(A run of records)
•••
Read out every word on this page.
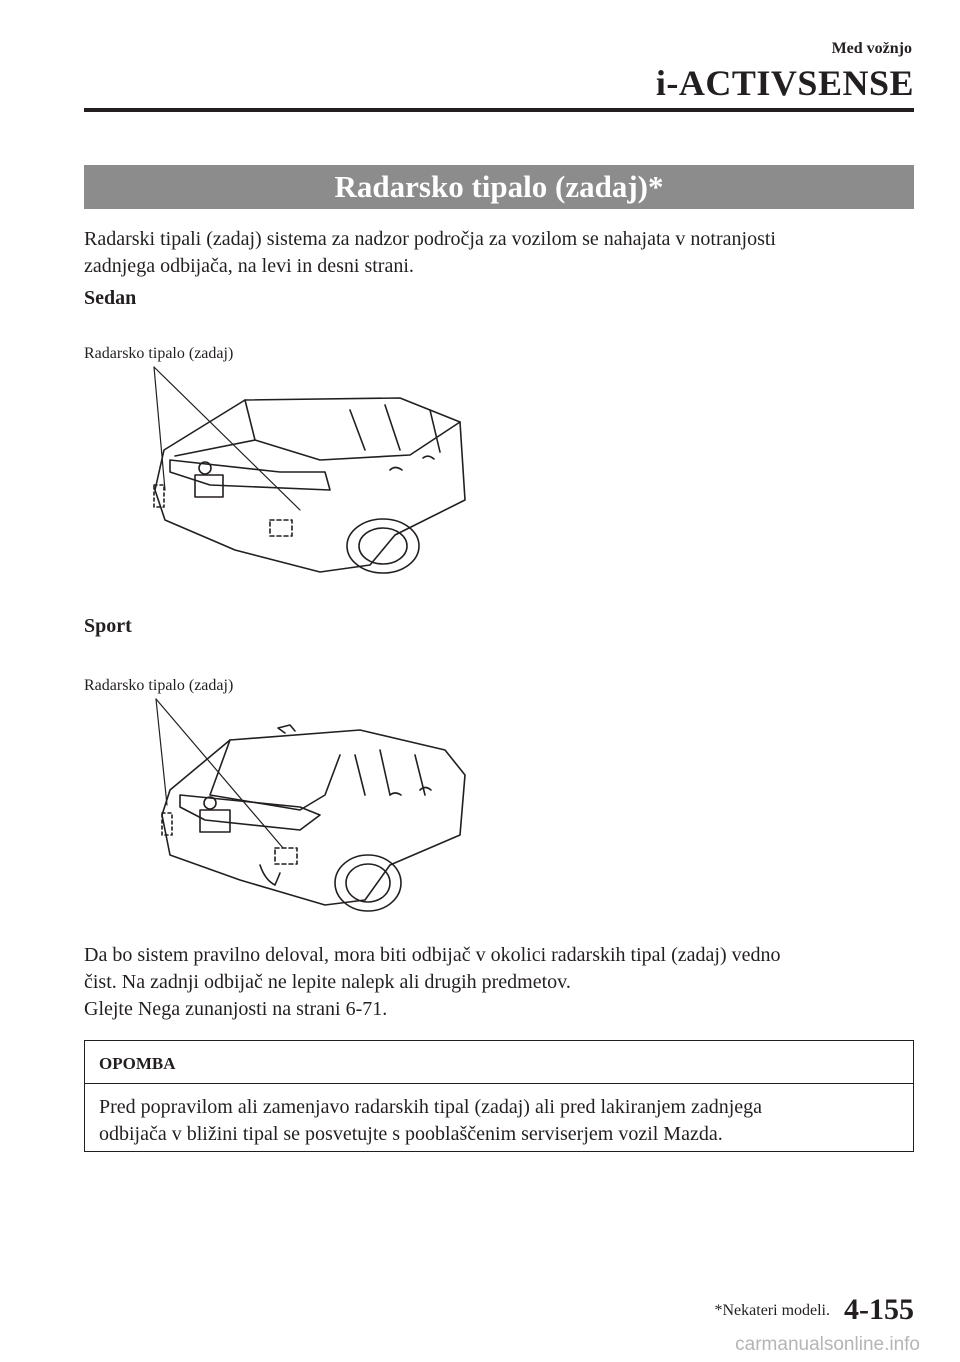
Med vožnjo
i-ACTIVSENSE
Radarsko tipalo (zadaj)*

Radarski tipali (zadaj) sistema za nadzor področja za vozilom se nahajata v notranjosti
zadnjega odbijača, na levi in desni strani.

Sedan
Radarsko tipalo (zadaj)
Sport
Radarsko tipalo (zadaj)

Da bo sistem pravilno deloval, mora biti odbijač v okolici radarskih tipal (zadaj) vedno
čist. Na zadnji odbijač ne lepite nalepk ali drugih predmetov.
Glejte Nega zunanjosti na strani 6-71.

OPOMBA
Pred popravilom ali zamenjavo radarskih tipal (zadaj) ali pred lakiranjem zadnjega
odbijača v bližini tipal se posvetujte s pooblaščenim serviserjem vozil Mazda.
*Nekateri modeli. 4-155
carmanualsonline.info
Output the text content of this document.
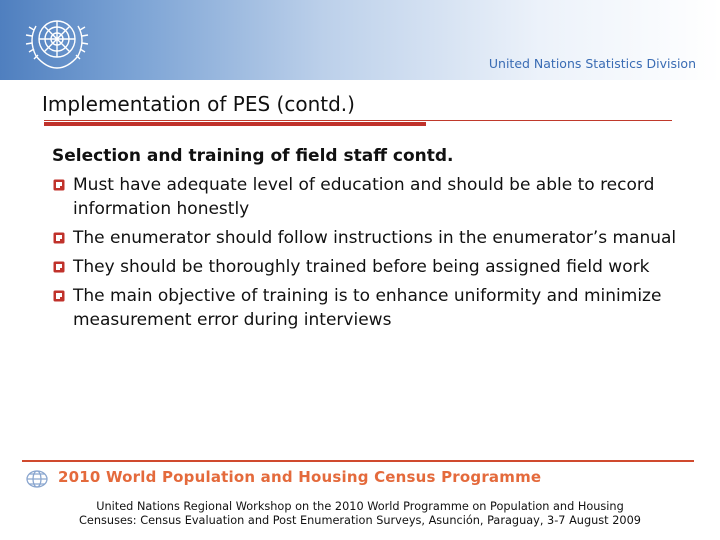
United Nations Statistics Division
Implementation of PES (contd.)
Selection and training of field staff contd.
Must have adequate level of education and should be able to record information honestly
The enumerator should follow instructions in the enumerator’s manual
They should be thoroughly trained before being assigned field work
The main objective of training is to enhance uniformity and minimize measurement error during interviews
2010 World Population and Housing Census Programme
United Nations Regional Workshop on the 2010 World Programme on Population and Housing
Censuses: Census Evaluation and Post Enumeration Surveys, Asunción, Paraguay, 3-7 August 2009
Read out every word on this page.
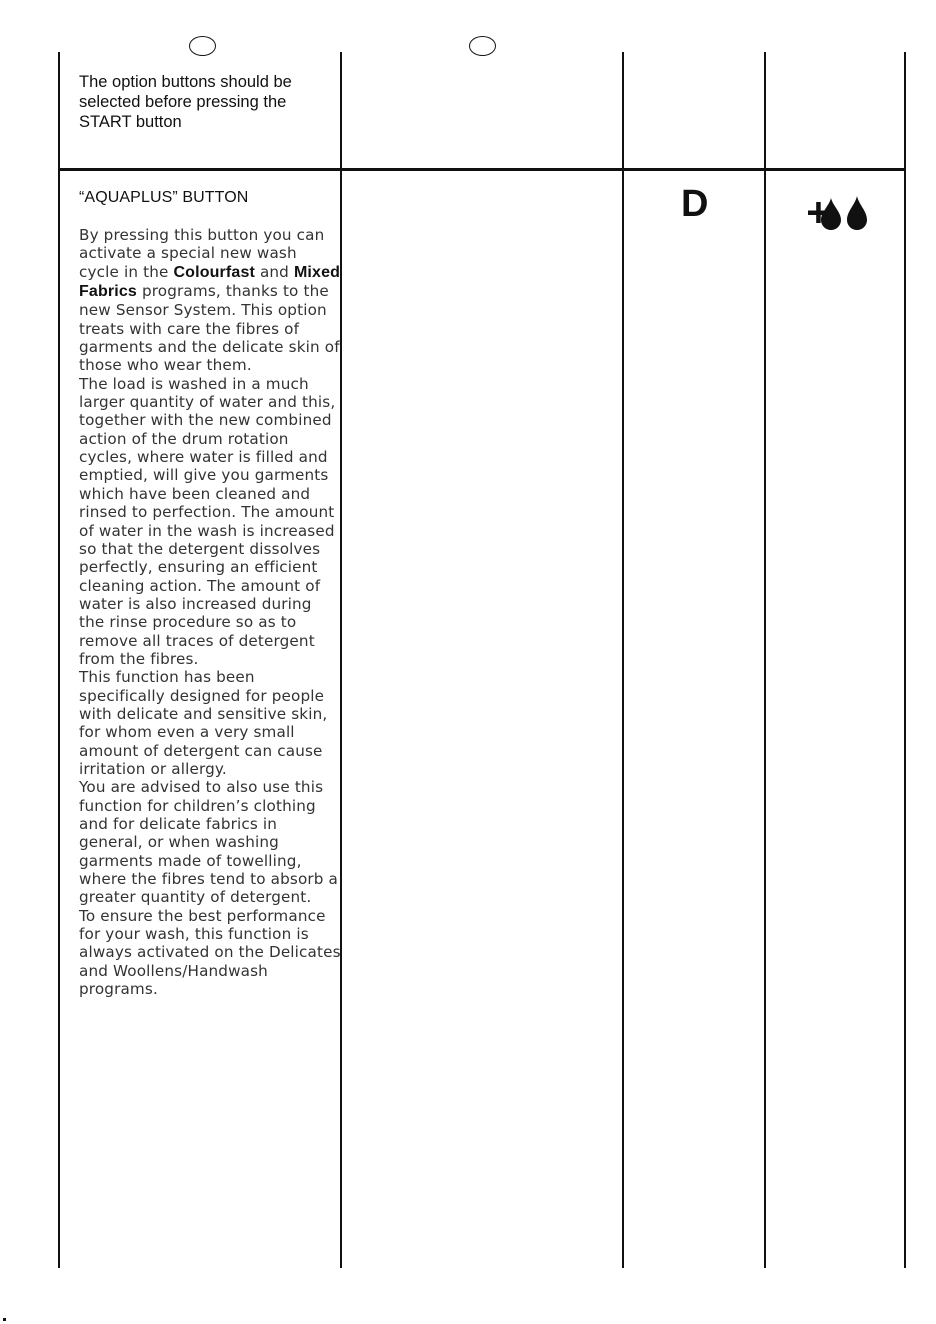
The option buttons should be selected before pressing the START button
“AQUAPLUS” BUTTON

By pressing this button you can activate a special new wash cycle in the Colourfast and Mixed Fabrics programs, thanks to the new Sensor System. This option treats with care the fibres of garments and the delicate skin of those who wear them.

The load is washed in a much larger quantity of water and this, together with the new combined action of the drum rotation cycles, where water is filled and emptied, will give you garments which have been cleaned and rinsed to perfection. The amount of water in the wash is increased so that the detergent dissolves perfectly, ensuring an efficient cleaning action. The amount of water is also increased during the rinse procedure so as to remove all traces of detergent from the fibres.

This function has been specifically designed for people with delicate and sensitive skin, for whom even a very small amount of detergent can cause irritation or allergy.

You are advised to also use this function for children’s clothing and for delicate fabrics in general, or when washing garments made of towelling, where the fibres tend to absorb a greater quantity of detergent.

To ensure the best performance for your wash, this function is always activated on the Delicates and Woollens/Handwash programs.

D
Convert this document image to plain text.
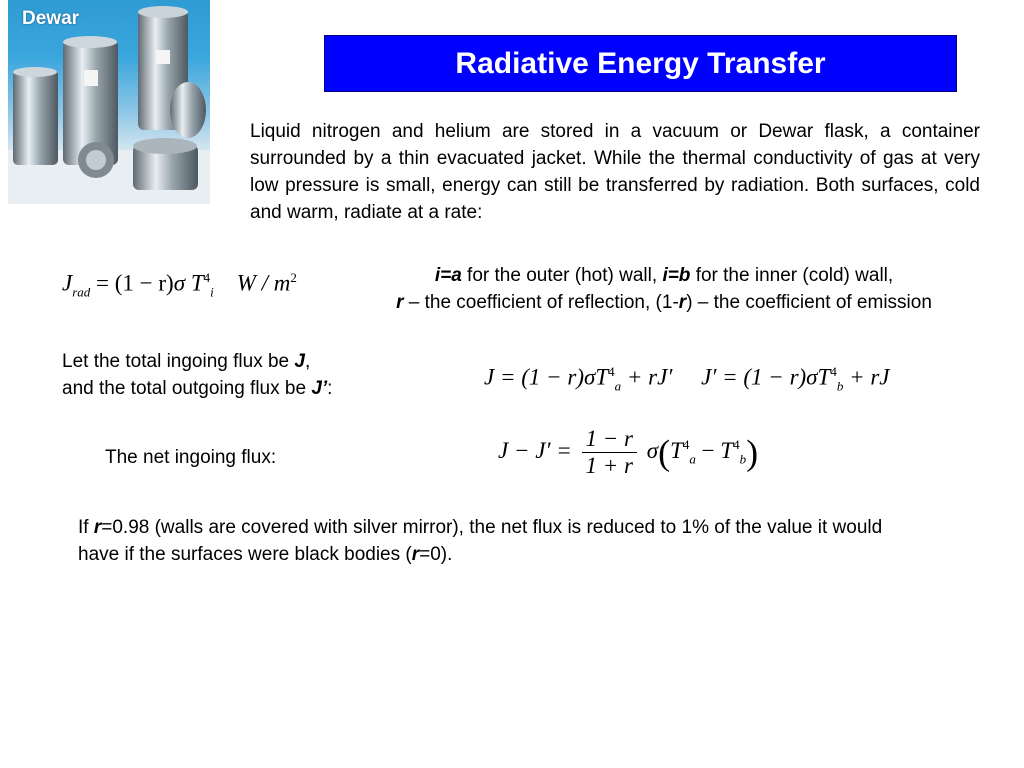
Dewar
Radiative Energy Transfer
Liquid nitrogen and helium are stored in a vacuum or Dewar flask, a container surrounded by a thin evacuated jacket. While the thermal conductivity of gas at very low pressure is small, energy can still be transferred by radiation. Both surfaces, cold and warm, radiate at a rate:
$J_{rad} = (1 - r)\sigma$ $T^4_i$ W / $m^2$	i=a for the outer (hot) wall, i=b for the inner (cold) wall,
r – the coefficient of reflection, (1-r) – the coefficient of emission
Let the total ingoing flux be J,
and the total outgoing flux be J’:	$J = (1 - r)\sigma T^4_a + rJ'$ $J' = (1 - r)\sigma T^4_b$ + rJ
The net ingoing flux:	$J - J' = \frac{1 - r}{1 + r} \sigma(T^4_a - T^4_b)$
If r=0.98 (walls are covered with silver mirror), the net flux is reduced to 1% of the value it would have if the surfaces were black bodies (r=0).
•••
What needs to be done: Every line above should be repeated exactly; pictures stay out of the copy.

Result of this task:
Read out every word on this page.
Med vožnjo
i-ACTIVSENSE
Radarsko tipalo (zadaj)*

Radarski tipali (zadaj) sistema za nadzor področja za vozilom se nahajata v notranjosti
zadnjega odbijača, na levi in desni strani.

Sedan
Radarsko tipalo (zadaj)
Sport
Radarsko tipalo (zadaj)

Da bo sistem pravilno deloval, mora biti odbijač v okolici radarskih tipal (zadaj) vedno
čist. Na zadnji odbijač ne lepite nalepk ali drugih predmetov.
Glejte Nega zunanjosti na strani 6-71.

OPOMBA
Pred popravilom ali zamenjavo radarskih tipal (zadaj) ali pred lakiranjem zadnjega
odbijača v bližini tipal se posvetujte s pooblaščenim serviserjem vozil Mazda.
*Nekateri modeli. 4-155
carmanualsonline.info
Output the text content of this document.
United Nations Statistics Division
Implementation of PES (contd.)
Selection and training of field staff contd.
Must have adequate level of education and should be able to record information honestly
The enumerator should follow instructions in the enumerator’s manual
They should be thoroughly trained before being assigned field work
The main objective of training is to enhance uniformity and minimize measurement error during interviews
2010 World Population and Housing Census Programme
United Nations Regional Workshop on the 2010 World Programme on Population and Housing
Censuses: Census Evaluation and Post Enumeration Surveys, Asunción, Paraguay, 3-7 August 2009
Read out every word on this page.
The option buttons should be selected before pressing the START button
“AQUAPLUS” BUTTON

By pressing this button you can activate a special new wash cycle in the Colourfast and Mixed Fabrics programs, thanks to the new Sensor System. This option treats with care the fibres of garments and the delicate skin of those who wear them.

The load is washed in a much larger quantity of water and this, together with the new combined action of the drum rotation cycles, where water is filled and emptied, will give you garments which have been cleaned and rinsed to perfection. The amount of water in the wash is increased so that the detergent dissolves perfectly, ensuring an efficient cleaning action. The amount of water is also increased during the rinse procedure so as to remove all traces of detergent from the fibres.

This function has been specifically designed for people with delicate and sensitive skin, for whom even a very small amount of detergent can cause irritation or allergy.

You are advised to also use this function for children’s clothing and for delicate fabrics in general, or when washing garments made of towelling, where the fibres tend to absorb a greater quantity of detergent.

To ensure the best performance for your wash, this function is always activated on the Delicates and Woollens/Handwash programs.

D
Convert this document image to plain text.
Dewar
Radiative Energy Transfer
Liquid nitrogen and helium are stored in a vacuum or Dewar flask, a container surrounded by a thin evacuated jacket. While the thermal conductivity of gas at very low pressure is small, energy can still be transferred by radiation. Both surfaces, cold and warm, radiate at a rate:
$J_{rad} = (1 - r)\sigma$ $T^4_i$ W / $m^2$	i=a for the outer (hot) wall, i=b for the inner (cold) wall,
r – the coefficient of reflection, (1-r) – the coefficient of emission
Let the total ingoing flux be J,
and the total outgoing flux be J’:	$J = (1 - r)\sigma T^4_a + rJ'$ $J' = (1 - r)\sigma T^4_b$ + rJ
The net ingoing flux:	$J - J' = \frac{1 - r}{1 + r} \sigma(T^4_a - T^4_b)$
If r=0.98 (walls are covered with silver mirror), the net flux is reduced to 1% of the value it would have if the surfaces were black bodies (r=0).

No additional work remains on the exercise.